» **Passage provided**:
Add helpers to identify CTL (control) and STATUS MCi MSR types instead of
open coding the checks using the offset.  Using the offset is perfectly
safe, but unintuitive, as understanding what the code does requires
knowing that the offset calcuation will not affect the lower three bits.

Opportunistically comment the STATUS logic to save readers a trip to
Intel's SDM or AMD's APM to understand the "data != 0" check.

No functional change intended.

Signed-off-by: Sean Christopherson <seanjc@google.com>
---
 arch/x86/kvm/x86.c | 25 +++++++++++++++++++------
 1 file changed, 19 insertions(+), 6 deletions(-)

diff --git a/arch/x86/kvm/x86.c b/arch/x86/kvm/x86.c
index 7e685ea9882b..b61c5def0bfc 100644
--- a/arch/x86/kvm/x86.c
+++ b/arch/x86/kvm/x86.c
@@ -3188,6 +3188,16 @@ static void kvmclock_sync_fn(struct work_struct *work)

» **Job A**: Write out the stretch of the records from their start through the line containing "acquisition-mode: Real Time", both ends included, reproducing each line character for character.
The patch text and the records are unrelated pieces of material.

Element box records:
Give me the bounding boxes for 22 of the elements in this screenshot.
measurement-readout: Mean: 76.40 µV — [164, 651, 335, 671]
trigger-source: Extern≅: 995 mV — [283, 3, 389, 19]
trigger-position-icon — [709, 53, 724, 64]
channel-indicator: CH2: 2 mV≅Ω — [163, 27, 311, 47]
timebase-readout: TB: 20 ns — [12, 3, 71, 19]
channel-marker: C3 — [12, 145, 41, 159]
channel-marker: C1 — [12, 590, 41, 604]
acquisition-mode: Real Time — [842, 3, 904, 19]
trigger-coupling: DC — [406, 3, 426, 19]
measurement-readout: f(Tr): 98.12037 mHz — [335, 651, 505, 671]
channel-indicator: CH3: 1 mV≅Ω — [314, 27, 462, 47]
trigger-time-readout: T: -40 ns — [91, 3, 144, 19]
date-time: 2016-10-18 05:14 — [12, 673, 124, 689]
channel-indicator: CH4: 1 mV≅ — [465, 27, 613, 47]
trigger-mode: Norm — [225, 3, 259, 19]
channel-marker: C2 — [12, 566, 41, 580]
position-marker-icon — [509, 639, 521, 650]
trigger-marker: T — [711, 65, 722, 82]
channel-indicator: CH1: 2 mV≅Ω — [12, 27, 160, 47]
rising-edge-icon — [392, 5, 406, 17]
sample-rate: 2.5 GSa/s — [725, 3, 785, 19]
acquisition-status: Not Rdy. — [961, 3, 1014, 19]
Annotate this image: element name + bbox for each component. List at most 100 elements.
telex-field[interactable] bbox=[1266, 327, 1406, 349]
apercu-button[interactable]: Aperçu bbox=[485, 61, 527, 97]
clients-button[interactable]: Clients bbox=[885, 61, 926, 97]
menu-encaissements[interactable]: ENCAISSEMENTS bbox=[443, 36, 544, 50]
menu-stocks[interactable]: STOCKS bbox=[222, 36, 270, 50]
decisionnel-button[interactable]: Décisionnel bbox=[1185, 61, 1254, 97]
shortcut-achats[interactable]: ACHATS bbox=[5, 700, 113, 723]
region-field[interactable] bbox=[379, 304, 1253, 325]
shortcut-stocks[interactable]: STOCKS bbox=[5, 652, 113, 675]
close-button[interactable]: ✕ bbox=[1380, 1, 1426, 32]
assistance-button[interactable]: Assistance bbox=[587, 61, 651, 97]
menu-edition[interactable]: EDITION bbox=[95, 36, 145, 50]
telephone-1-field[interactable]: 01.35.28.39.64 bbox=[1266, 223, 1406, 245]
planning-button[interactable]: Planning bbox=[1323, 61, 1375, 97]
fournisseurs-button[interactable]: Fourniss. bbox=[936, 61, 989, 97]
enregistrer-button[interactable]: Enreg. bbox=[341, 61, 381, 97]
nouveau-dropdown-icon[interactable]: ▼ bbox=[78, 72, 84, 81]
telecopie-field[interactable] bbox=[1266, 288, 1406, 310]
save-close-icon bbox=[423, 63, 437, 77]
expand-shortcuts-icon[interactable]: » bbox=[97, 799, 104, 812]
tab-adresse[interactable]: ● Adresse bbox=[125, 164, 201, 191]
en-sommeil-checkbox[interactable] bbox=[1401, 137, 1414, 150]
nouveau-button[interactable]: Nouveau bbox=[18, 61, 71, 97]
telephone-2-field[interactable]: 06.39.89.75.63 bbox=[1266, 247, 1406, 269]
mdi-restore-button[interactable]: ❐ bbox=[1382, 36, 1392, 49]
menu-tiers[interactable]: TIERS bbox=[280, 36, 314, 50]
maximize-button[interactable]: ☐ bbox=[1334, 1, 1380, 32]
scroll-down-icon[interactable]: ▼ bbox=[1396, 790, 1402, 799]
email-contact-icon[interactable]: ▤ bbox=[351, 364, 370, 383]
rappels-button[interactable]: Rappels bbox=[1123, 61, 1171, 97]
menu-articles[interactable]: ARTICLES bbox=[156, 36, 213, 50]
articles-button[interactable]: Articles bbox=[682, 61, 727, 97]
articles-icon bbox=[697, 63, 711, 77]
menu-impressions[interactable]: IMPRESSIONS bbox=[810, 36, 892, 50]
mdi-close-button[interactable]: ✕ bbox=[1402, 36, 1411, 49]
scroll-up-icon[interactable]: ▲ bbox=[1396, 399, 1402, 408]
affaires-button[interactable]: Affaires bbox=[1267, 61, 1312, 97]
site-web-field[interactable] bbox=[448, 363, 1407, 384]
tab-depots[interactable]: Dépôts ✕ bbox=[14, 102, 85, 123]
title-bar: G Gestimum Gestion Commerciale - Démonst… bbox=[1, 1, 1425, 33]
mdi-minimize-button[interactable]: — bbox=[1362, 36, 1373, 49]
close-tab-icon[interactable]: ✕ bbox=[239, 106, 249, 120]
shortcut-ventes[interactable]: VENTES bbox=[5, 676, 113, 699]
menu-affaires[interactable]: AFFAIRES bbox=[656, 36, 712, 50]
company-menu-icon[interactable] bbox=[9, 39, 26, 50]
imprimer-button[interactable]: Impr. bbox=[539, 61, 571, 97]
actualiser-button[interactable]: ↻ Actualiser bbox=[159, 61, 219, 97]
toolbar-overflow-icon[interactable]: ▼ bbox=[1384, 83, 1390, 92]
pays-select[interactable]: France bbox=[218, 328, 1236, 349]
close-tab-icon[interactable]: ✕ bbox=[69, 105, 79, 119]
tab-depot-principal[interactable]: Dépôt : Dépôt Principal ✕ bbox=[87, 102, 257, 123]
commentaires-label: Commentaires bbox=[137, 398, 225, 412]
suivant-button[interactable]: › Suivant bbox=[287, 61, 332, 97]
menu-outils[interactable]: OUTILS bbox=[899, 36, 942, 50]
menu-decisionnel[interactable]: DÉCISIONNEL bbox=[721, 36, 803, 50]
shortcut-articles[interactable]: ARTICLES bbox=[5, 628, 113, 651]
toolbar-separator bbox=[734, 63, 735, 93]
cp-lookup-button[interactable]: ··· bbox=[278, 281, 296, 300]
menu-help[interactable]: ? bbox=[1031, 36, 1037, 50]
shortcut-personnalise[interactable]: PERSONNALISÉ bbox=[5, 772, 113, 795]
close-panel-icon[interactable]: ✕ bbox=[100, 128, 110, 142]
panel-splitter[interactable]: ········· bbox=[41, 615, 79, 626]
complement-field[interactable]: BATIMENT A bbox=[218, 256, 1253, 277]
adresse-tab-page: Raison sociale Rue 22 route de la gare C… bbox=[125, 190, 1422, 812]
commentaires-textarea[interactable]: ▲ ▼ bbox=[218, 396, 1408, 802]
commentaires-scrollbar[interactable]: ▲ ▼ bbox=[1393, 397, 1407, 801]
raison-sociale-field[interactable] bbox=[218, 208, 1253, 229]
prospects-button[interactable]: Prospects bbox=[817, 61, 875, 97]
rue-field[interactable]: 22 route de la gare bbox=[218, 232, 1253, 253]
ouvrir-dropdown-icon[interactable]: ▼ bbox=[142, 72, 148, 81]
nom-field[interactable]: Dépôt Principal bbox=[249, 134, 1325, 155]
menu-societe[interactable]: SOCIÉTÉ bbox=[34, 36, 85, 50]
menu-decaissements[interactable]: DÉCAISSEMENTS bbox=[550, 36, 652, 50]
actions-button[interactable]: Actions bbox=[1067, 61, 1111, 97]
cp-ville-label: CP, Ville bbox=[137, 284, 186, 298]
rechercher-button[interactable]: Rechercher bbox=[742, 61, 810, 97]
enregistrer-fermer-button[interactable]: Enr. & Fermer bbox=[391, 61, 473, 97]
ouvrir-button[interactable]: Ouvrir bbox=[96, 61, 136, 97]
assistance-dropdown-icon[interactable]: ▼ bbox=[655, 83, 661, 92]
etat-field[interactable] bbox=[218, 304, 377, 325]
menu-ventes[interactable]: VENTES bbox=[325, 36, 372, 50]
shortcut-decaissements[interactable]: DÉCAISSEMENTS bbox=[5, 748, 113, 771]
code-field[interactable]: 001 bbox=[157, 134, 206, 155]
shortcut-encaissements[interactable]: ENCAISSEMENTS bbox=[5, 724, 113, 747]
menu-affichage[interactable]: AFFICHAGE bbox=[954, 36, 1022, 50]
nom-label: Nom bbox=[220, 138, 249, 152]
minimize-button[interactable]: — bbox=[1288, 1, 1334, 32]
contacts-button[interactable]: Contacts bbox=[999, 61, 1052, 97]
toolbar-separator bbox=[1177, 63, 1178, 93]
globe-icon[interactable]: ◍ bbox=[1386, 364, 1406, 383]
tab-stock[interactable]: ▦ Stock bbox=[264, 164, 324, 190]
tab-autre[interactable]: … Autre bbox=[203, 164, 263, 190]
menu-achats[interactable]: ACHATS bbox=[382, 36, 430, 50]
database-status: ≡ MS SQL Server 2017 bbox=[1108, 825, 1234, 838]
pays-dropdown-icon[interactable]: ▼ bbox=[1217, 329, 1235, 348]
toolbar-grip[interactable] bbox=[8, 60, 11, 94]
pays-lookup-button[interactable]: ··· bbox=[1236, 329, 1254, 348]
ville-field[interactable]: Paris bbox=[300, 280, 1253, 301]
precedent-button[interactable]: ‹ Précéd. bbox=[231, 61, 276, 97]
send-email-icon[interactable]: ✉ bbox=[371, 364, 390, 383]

» **Job B**: Carry the KVM patch on MCi MSR helpers further from the point where it stops.

» **Written answer A**:
Give me the bounding boxes for 22 of the elements in this screenshot.
measurement-readout: Mean: 76.40 µV — [164, 651, 335, 671]
trigger-source: Extern≅: 995 mV — [283, 3, 389, 19]
trigger-position-icon — [709, 53, 724, 64]
channel-indicator: CH2: 2 mV≅Ω — [163, 27, 311, 47]
timebase-readout: TB: 20 ns — [12, 3, 71, 19]
channel-marker: C3 — [12, 145, 41, 159]
channel-marker: C1 — [12, 590, 41, 604]
acquisition-mode: Real Time — [842, 3, 904, 19]

» **Written answer B**:
 					KVMCLOCK_SYNC_PERIOD);
 }
 
+/* These helpers are safe iff @msr is known to be an MCx bank MSR. */
+static bool is_mci_control_msr(u32 msr)
+{
+	return (msr & 3) == 0;
+}
+static bool is_mci_status_msr(u32 msr)
+{
+	return (msr & 3) == 1;
+}
+
 /*
  * On AMD, HWCR[McStatusWrEn] controls whether setting MCi_STATUS results in #GP.
  */
@@ -3225,9 +3235,6 @@ static int set_msr_mce(struct kvm_vcpu *vcpu, struct msr_data *msr_info)
 		if (msr > last_msr)
 			return 1;
 
-		offset = array_index_nospec(msr - MSR_IA32_MC0_CTL,
-					    last_msr + 1 - MSR_IA32_MC0_CTL);
-
 		/*
 		 * Only 0 or all 1s can be written to IA32_MCi_CTL, all other
 		 * values are architecturally undefined.  But, some Linux
@@ -3235,15 +3242,21 @@ static int set_msr_mce(struct kvm_vcpu *vcpu, struct msr_data *msr_info)
 		 * issue on AMD K8s, allow bit 10 to be clear when setting all
 		 * other bits in order to avoid an uncaught #GP in the guest.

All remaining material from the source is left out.